Provided records:
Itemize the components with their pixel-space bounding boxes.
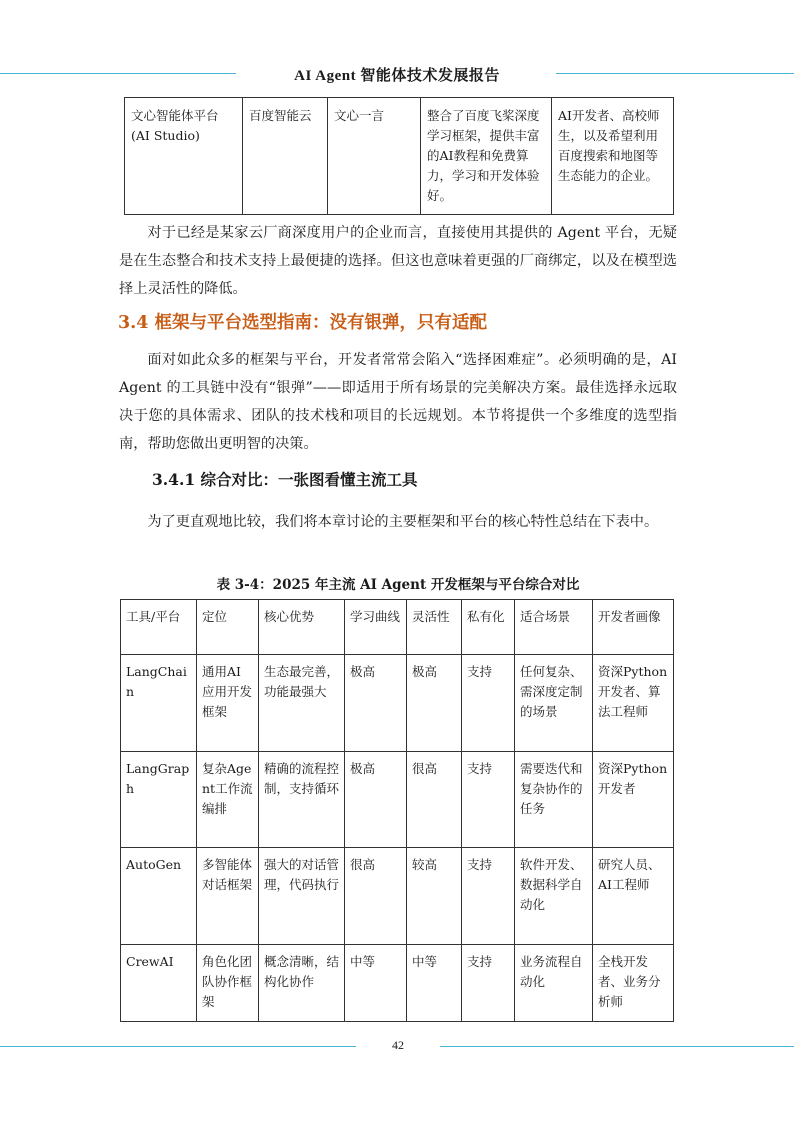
column-header: 灵活性 bbox=[407, 600, 462, 655]
table-row bbox=[125, 98, 674, 215]
running-header-title: AI Agent 智能体技术发展报告 bbox=[294, 68, 500, 84]
table-cell: AutoGen bbox=[121, 848, 197, 945]
table-cell: 全栈开发者、业务分析师 bbox=[593, 945, 674, 1022]
page-number: 42 bbox=[392, 1038, 404, 1052]
table-header-row bbox=[121, 600, 674, 655]
table-cell: 支持 bbox=[462, 945, 515, 1022]
table-cell: 很高 bbox=[345, 848, 407, 945]
table-cell: 支持 bbox=[462, 655, 515, 752]
paragraph-cloud-platform: 对于已经是某家云厂商深度用户的企业而言，直接使用其提供的 Agent 平台，无疑是在生态整合和技术支持上最便捷的选择。但这也意味着更强的厂商绑定，以及在模型选择上灵活性的降低。 bbox=[119, 225, 677, 297]
table-cell: 通用AI应用开发框架 bbox=[197, 655, 259, 752]
table-cell: 强大的对话管理，代码执行 bbox=[259, 848, 345, 945]
table-cell: 生态最完善，功能最强大 bbox=[259, 655, 345, 752]
table-cell: 角色化团队协作框架 bbox=[197, 945, 259, 1022]
section-heading: 3.4 框架与平台选型指南：没有银弹，只有适配 bbox=[118, 313, 488, 333]
header-rule-left bbox=[0, 73, 236, 74]
column-header: 定位 bbox=[197, 600, 259, 655]
column-header: 开发者画像 bbox=[593, 600, 674, 655]
table-cell: 很高 bbox=[407, 752, 462, 848]
column-header: 核心优势 bbox=[259, 600, 345, 655]
header-rule-right bbox=[556, 73, 794, 74]
table-cell: 资深Python开发者、算法工程师 bbox=[593, 655, 674, 752]
table-caption: 表 3-4：2025 年主流 AI Agent 开发框架与平台综合对比 bbox=[216, 577, 580, 593]
table-cell: 极高 bbox=[407, 655, 462, 752]
table-cell: 研究人员、AI工程师 bbox=[593, 848, 674, 945]
column-header: 适合场景 bbox=[515, 600, 593, 655]
paragraph-comparison-intro: 为了更直观地比较，我们将本章讨论的主要框架和平台的核心特性总结在下表中。 bbox=[147, 514, 659, 530]
table-cell: 中等 bbox=[407, 945, 462, 1022]
table-cell: 软件开发、数据科学自动化 bbox=[515, 848, 593, 945]
column-header: 工具/平台 bbox=[121, 600, 197, 655]
table-cell: 资深Python开发者 bbox=[593, 752, 674, 848]
table-cell: 任何复杂、需深度定制的场景 bbox=[515, 655, 593, 752]
subsection-heading: 3.4.1 综合对比：一张图看懂主流工具 bbox=[152, 470, 418, 489]
footer-rule-left bbox=[0, 1046, 356, 1047]
column-header: 学习曲线 bbox=[345, 600, 407, 655]
table-cell: 百度智能云 bbox=[243, 98, 328, 215]
table-cell: LangChain bbox=[121, 655, 197, 752]
table-cell: 概念清晰，结构化协作 bbox=[259, 945, 345, 1022]
table-row bbox=[121, 945, 674, 1022]
table-cell: LangGraph bbox=[121, 752, 197, 848]
table-cell: CrewAI bbox=[121, 945, 197, 1022]
platform-table-continued bbox=[124, 97, 674, 215]
table-cell: 支持 bbox=[462, 752, 515, 848]
table-cell: 极高 bbox=[345, 752, 407, 848]
table-cell: 支持 bbox=[462, 848, 515, 945]
table-row bbox=[121, 655, 674, 752]
table-cell: 复杂Agent工作流编排 bbox=[197, 752, 259, 848]
table-cell: 较高 bbox=[407, 848, 462, 945]
table-cell: 需要迭代和复杂协作的任务 bbox=[515, 752, 593, 848]
table-cell: 精确的流程控制，支持循环 bbox=[259, 752, 345, 848]
table-cell: 中等 bbox=[345, 945, 407, 1022]
table-cell: 多智能体对话框架 bbox=[197, 848, 259, 945]
table-cell: 文心智能体平台 (AI Studio) bbox=[125, 98, 243, 215]
table-cell: AI开发者、高校师生，以及希望利用百度搜索和地图等生态能力的企业。 bbox=[552, 98, 674, 215]
table-row bbox=[121, 848, 674, 945]
table-row bbox=[121, 752, 674, 848]
paragraph-selection-intro: 面对如此众多的框架与平台，开发者常常会陷入“选择困难症”。必须明确的是，AI Agent 的工具链中没有“银弹”——即适用于所有场景的完美解决方案。最佳选择永远取决于您的具体需求、团队的技术栈和项目的长远规划。本节将提供一个多维度的选型指南，帮助您做出更明智的决策。 bbox=[119, 352, 677, 452]
table-cell: 文心一言 bbox=[328, 98, 421, 215]
table-cell: 整合了百度飞桨深度学习框架，提供丰富的AI教程和免费算力，学习和开发体验好。 bbox=[421, 98, 552, 215]
footer-rule-right bbox=[440, 1046, 794, 1047]
column-header: 私有化 bbox=[462, 600, 515, 655]
table-cell: 业务流程自动化 bbox=[515, 945, 593, 1022]
table-cell: 极高 bbox=[345, 655, 407, 752]
framework-comparison-table bbox=[120, 599, 674, 1022]
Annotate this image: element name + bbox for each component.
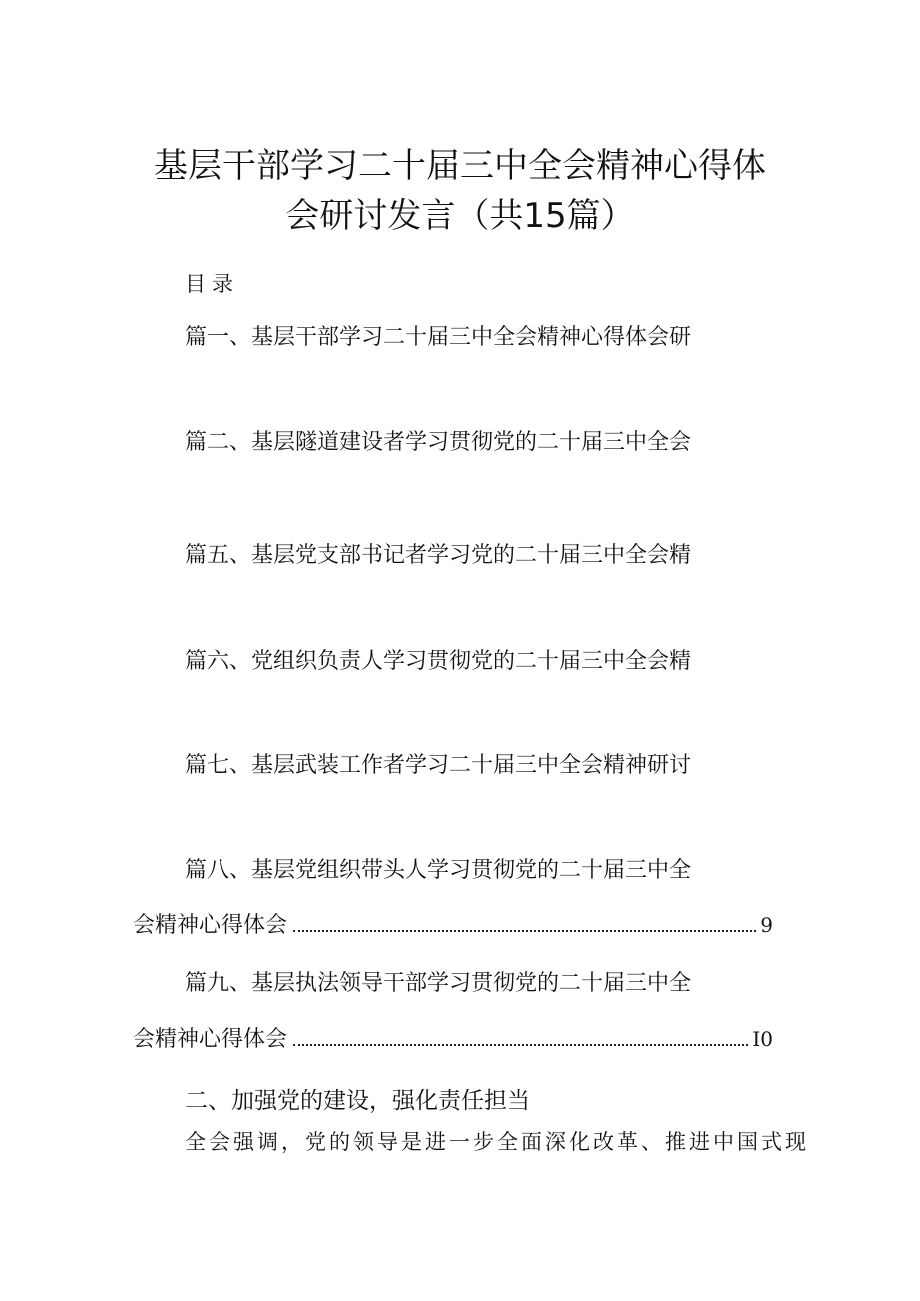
toc-entry-8-title-cont: 会精神心得体会 bbox=[133, 913, 288, 938]
dot-leader bbox=[293, 1043, 748, 1046]
toc-entry-8-line2[interactable] bbox=[133, 908, 773, 939]
toc-entry-9-page: I0 bbox=[752, 1027, 773, 1051]
toc-entry-2[interactable]: 篇二、基层隧道建设者学习贯彻党的二十届三中全会 bbox=[185, 430, 692, 455]
title-line-1: 基层干部学习二十届三中全会精神心得体 bbox=[154, 146, 766, 186]
toc-entry-1[interactable]: 篇一、基层干部学习二十届三中全会精神心得体会研 bbox=[185, 325, 692, 350]
toc-entry-7[interactable]: 篇七、基层武装工作者学习二十届三中全会精神研讨 bbox=[185, 753, 692, 778]
title-line-2: 会研讨发言（共15篇） bbox=[285, 196, 635, 236]
toc-entry-8-line1[interactable]: 篇八、基层党组织带头人学习贯彻党的二十届三中全 bbox=[185, 858, 692, 883]
toc-entry-8-page: 9 bbox=[760, 913, 773, 937]
dot-leader bbox=[293, 929, 756, 932]
section-heading: 二、加强党的建设，强化责任担当 bbox=[185, 1088, 530, 1114]
toc-label: 目录 bbox=[185, 272, 239, 296]
toc-entry-9-line2[interactable] bbox=[133, 1022, 773, 1053]
toc-entry-9-line1[interactable]: 篇九、基层执法领导干部学习贯彻党的二十届三中全 bbox=[185, 971, 692, 996]
body-paragraph: 全会强调，党的领导是进一步全面深化改革、推进中国式现 bbox=[185, 1130, 809, 1154]
toc-entry-6[interactable]: 篇六、党组织负责人学习贯彻党的二十届三中全会精 bbox=[185, 649, 692, 674]
toc-entry-5[interactable]: 篇五、基层党支部书记者学习党的二十届三中全会精 bbox=[185, 543, 692, 568]
toc-entry-9-title-cont: 会精神心得体会 bbox=[133, 1027, 288, 1052]
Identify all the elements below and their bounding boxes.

Exercise directions:
Render each line of the records above as a Markdown table with two columns, Row and Text, numbering the rows in order and omitting blank lines and pictures.

Complete answer:
| Row | Text |
|---|---|
| 1 | Itemize the components with their pixel-space bounding boxes. |
| 2 | column-header: 灵活性 bbox=[407, 600, 462, 655] |
| 3 | table-row bbox=[125, 98, 674, 215] |
| 4 | running-header-title: AI Agent 智能体技术发展报告 bbox=[294, 68, 500, 84] |
| 5 | table-cell: AutoGen bbox=[121, 848, 197, 945] |
| 6 | table-cell: 全栈开发者、业务分析师 bbox=[593, 945, 674, 1022] |
| 7 | page-number: 42 bbox=[392, 1038, 404, 1052] |
| 8 | table-header-row bbox=[121, 600, 674, 655] |
| 9 | table-cell: 支持 bbox=[462, 945, 515, 1022] |
| 10 | table-cell: 很高 bbox=[345, 848, 407, 945] |
| 11 | table-cell: 支持 bbox=[462, 655, 515, 752] |
| 12 | paragraph-cloud-platform: 对于已经是某家云厂商深度用户的企业而言，直接使用其提供的 Agent 平台，无疑是在生态整合和技术支持上最便捷的选择。但这也意味着更强的厂商绑定，以及在模型选择上灵活性的降低。 bbox=[119, 225, 677, 297] |
| 13 | table-cell: 通用AI应用开发框架 bbox=[197, 655, 259, 752] |
| 14 | table-cell: 强大的对话管理，代码执行 bbox=[259, 848, 345, 945] |
| 15 | table-cell: 生态最完善，功能最强大 bbox=[259, 655, 345, 752] |
| 16 | table-cell: 角色化团队协作框架 bbox=[197, 945, 259, 1022] |
| 17 | section-heading: 3.4 框架与平台选型指南：没有银弹，只有适配 bbox=[118, 313, 488, 333] |
| 18 | header-rule-left bbox=[0, 73, 236, 74] |
| 19 | column-header: 定位 bbox=[197, 600, 259, 655] |
| 20 | column-header: 开发者画像 bbox=[593, 600, 674, 655] |
| 21 | table-cell: 很高 bbox=[407, 752, 462, 848] |
| 22 | column-header: 核心优势 bbox=[259, 600, 345, 655] |
| 23 | header-rule-right bbox=[556, 73, 794, 74] |
| 24 | table-cell: 资深Python开发者、算法工程师 bbox=[593, 655, 674, 752] |
| 25 | table-caption: 表 3-4：2025 年主流 AI Agent 开发框架与平台综合对比 bbox=[216, 577, 580, 593] |
| 26 | table-cell: 极高 bbox=[407, 655, 462, 752] |
| 27 | table-cell: 研究人员、AI工程师 bbox=[593, 848, 674, 945] |
| 28 | column-header: 适合场景 bbox=[515, 600, 593, 655] |
| 29 | paragraph-comparison-intro: 为了更直观地比较，我们将本章讨论的主要框架和平台的核心特性总结在下表中。 bbox=[147, 514, 659, 530] |
| 30 | table-cell: 中等 bbox=[407, 945, 462, 1022] |
| 31 | table-cell: 软件开发、数据科学自动化 bbox=[515, 848, 593, 945] |
| 32 | column-header: 工具/平台 bbox=[121, 600, 197, 655] |
| 33 | table-cell: 资深Python开发者 bbox=[593, 752, 674, 848] |
| 34 | table-cell: 任何复杂、需深度定制的场景 bbox=[515, 655, 593, 752] |
| 35 | subsection-heading: 3.4.1 综合对比：一张图看懂主流工具 bbox=[152, 470, 418, 489] |
| 36 | footer-rule-left bbox=[0, 1046, 356, 1047] |
| 37 | column-header: 学习曲线 bbox=[345, 600, 407, 655] |
| 38 | table-cell: 百度智能云 bbox=[243, 98, 328, 215] |
| 39 | table-cell: LangChain bbox=[121, 655, 197, 752] |
| 40 | table-cell: 概念清晰，结构化协作 bbox=[259, 945, 345, 1022] |
| 41 | table-row bbox=[121, 945, 674, 1022] |
| 42 | table-cell: LangGraph bbox=[121, 752, 197, 848] |
| 43 | table-cell: CrewAI bbox=[121, 945, 197, 1022] |
| 44 | platform-table-continued bbox=[124, 97, 674, 215] |
| 45 | table-cell: 支持 bbox=[462, 752, 515, 848] |
| 46 | table-cell: 极高 bbox=[345, 752, 407, 848] |
| 47 | table-cell: 支持 bbox=[462, 848, 515, 945] |
| 48 | table-row bbox=[121, 655, 674, 752] |
| 49 | table-cell: 复杂Agent工作流编排 bbox=[197, 752, 259, 848] |
| 50 | table-cell: 较高 bbox=[407, 848, 462, 945] |
| 51 | table-cell: 需要迭代和复杂协作的任务 bbox=[515, 752, 593, 848] |
| 52 | table-cell: 精确的流程控制，支持循环 bbox=[259, 752, 345, 848] |
| 53 | table-cell: 中等 bbox=[345, 945, 407, 1022] |
| 54 | table-cell: 多智能体对话框架 bbox=[197, 848, 259, 945] |
| 55 | table-cell: 文心智能体平台 (AI Studio) bbox=[125, 98, 243, 215] |
| 56 | table-cell: AI开发者、高校师生，以及希望利用百度搜索和地图等生态能力的企业。 bbox=[552, 98, 674, 215] |
| 57 | table-row bbox=[121, 848, 674, 945] |
| 58 | table-row bbox=[121, 752, 674, 848] |
| 59 | paragraph-selection-intro: 面对如此众多的框架与平台，开发者常常会陷入“选择困难症”。必须明确的是，AI Agent 的工具链中没有“银弹”——即适用于所有场景的完美解决方案。最佳选择永远取决于您的具体需求、团队的技术栈和项目的长远规划。本节将提供一个多维度的选型指南，帮助您做出更明智的决策。 bbox=[119, 352, 677, 452] |
| 60 | table-cell: 文心一言 bbox=[328, 98, 421, 215] |
| 61 | table-cell: 整合了百度飞桨深度学习框架，提供丰富的AI教程和免费算力，学习和开发体验好。 bbox=[421, 98, 552, 215] |
| 62 | footer-rule-right bbox=[440, 1046, 794, 1047] |
| 63 | column-header: 私有化 bbox=[462, 600, 515, 655] |
| 64 | table-cell: 业务流程自动化 bbox=[515, 945, 593, 1022] |
| 65 | table-cell: 极高 bbox=[345, 655, 407, 752] |
| 66 | framework-comparison-table bbox=[120, 599, 674, 1022] |
| 67 | Annotate this image: element name + bbox for each component. |
| 68 | toc-entry-8-title-cont: 会精神心得体会 bbox=[133, 913, 288, 938] |
| 69 | dot-leader bbox=[293, 1043, 748, 1046] |
| 70 | toc-entry-8-line2[interactable] bbox=[133, 908, 773, 939] |
| 71 | toc-entry-9-page: I0 bbox=[752, 1027, 773, 1051] |
| 72 | toc-entry-2[interactable]: 篇二、基层隧道建设者学习贯彻党的二十届三中全会 bbox=[185, 430, 692, 455] |
| 73 | title-line-1: 基层干部学习二十届三中全会精神心得体 bbox=[154, 146, 766, 186] |
| 74 | toc-entry-1[interactable]: 篇一、基层干部学习二十届三中全会精神心得体会研 bbox=[185, 325, 692, 350] |
| 75 | toc-entry-7[interactable]: 篇七、基层武装工作者学习二十届三中全会精神研讨 bbox=[185, 753, 692, 778] |
| 76 | title-line-2: 会研讨发言（共15篇） bbox=[285, 196, 635, 236] |
| 77 | toc-entry-8-line1[interactable]: 篇八、基层党组织带头人学习贯彻党的二十届三中全 bbox=[185, 858, 692, 883] |
| 78 | toc-entry-8-page: 9 bbox=[760, 913, 773, 937] |
| 79 | dot-leader bbox=[293, 929, 756, 932] |
| 80 | section-heading: 二、加强党的建设，强化责任担当 bbox=[185, 1088, 530, 1114] |
| 81 | toc-label: 目录 bbox=[185, 272, 239, 296] |
| 82 | toc-entry-9-line2[interactable] bbox=[133, 1022, 773, 1053] |
| 83 | toc-entry-9-line1[interactable]: 篇九、基层执法领导干部学习贯彻党的二十届三中全 bbox=[185, 971, 692, 996] |
| 84 | body-paragraph: 全会强调，党的领导是进一步全面深化改革、推进中国式现 bbox=[185, 1130, 809, 1154] |
| 85 | toc-entry-6[interactable]: 篇六、党组织负责人学习贯彻党的二十届三中全会精 bbox=[185, 649, 692, 674] |
| 86 | toc-entry-5[interactable]: 篇五、基层党支部书记者学习党的二十届三中全会精 bbox=[185, 543, 692, 568] |
| 87 | toc-entry-9-title-cont: 会精神心得体会 bbox=[133, 1027, 288, 1052] |
| 88 | Identify all the elements below and their bounding boxes. |